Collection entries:
[start]
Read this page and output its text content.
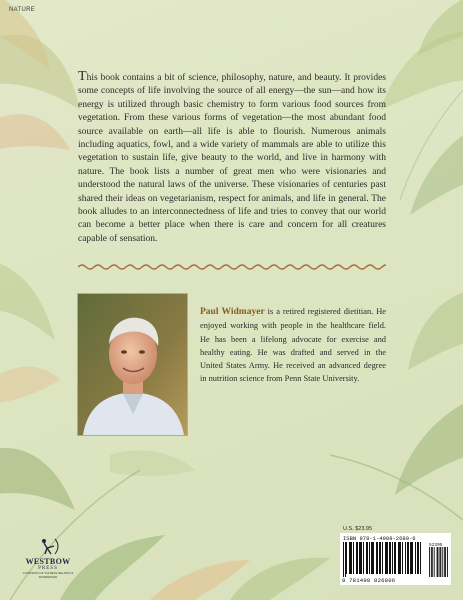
NATURE

This book contains a bit of science, philosophy, nature, and beauty. It provides some concepts of life involving the source of all energy—the sun—and how its energy is utilized through basic chemistry to form various food sources from vegetation. From these various forms of vegetation—the most abundant food source available on earth—all life is able to flourish. Numerous animals including aquatics, fowl, and a wide variety of mammals are able to utilize this vegetation to sustain life, give beauty to the world, and live in harmony with nature. The book lists a number of great men who were visionaries and understood the natural laws of the universe. These visionaries of centuries past shared their ideas on vegetarianism, respect for animals, and life in general. The book alludes to an interconnectedness of life and tries to convey that our world can become a better place when there is care and concern for all creatures capable of sensation.

Paul Widmayer is a retired registered dietitian. He enjoyed working with people in the healthcare field. He has been a lifelong advocate for exercise and healthy eating. He was drafted and served in the United States Army. He received an advanced degree in nutrition science from Penn State University.

WESTBOW
PRESS
A DIVISION OF THOMAS NELSON & ZONDERVAN
U.S. $23.95
ISBN 978-1-4908-2680-6
52395
9 781490 826806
[end]
• Task statement
Reproduce the records above exactly, leaving out every picture they contain.

• Solution below
Read this page and output its text content.
NATURE

This book contains a bit of science, philosophy, nature, and beauty. It provides some concepts of life involving the source of all energy—the sun—and how its energy is utilized through basic chemistry to form various food sources from vegetation. From these various forms of vegetation—the most abundant food source available on earth—all life is able to flourish. Numerous animals including aquatics, fowl, and a wide variety of mammals are able to utilize this vegetation to sustain life, give beauty to the world, and live in harmony with nature. The book lists a number of great men who were visionaries and understood the natural laws of the universe. These visionaries of centuries past shared their ideas on vegetarianism, respect for animals, and life in general. The book alludes to an interconnectedness of life and tries to convey that our world can become a better place when there is care and concern for all creatures capable of sensation.

Paul Widmayer is a retired registered dietitian. He enjoyed working with people in the healthcare field. He has been a lifelong advocate for exercise and healthy eating. He was drafted and served in the United States Army. He received an advanced degree in nutrition science from Penn State University.

WESTBOW
PRESS
A DIVISION OF THOMAS NELSON & ZONDERVAN
U.S. $23.95
ISBN 978-1-4908-2680-6
52395
9 781490 826806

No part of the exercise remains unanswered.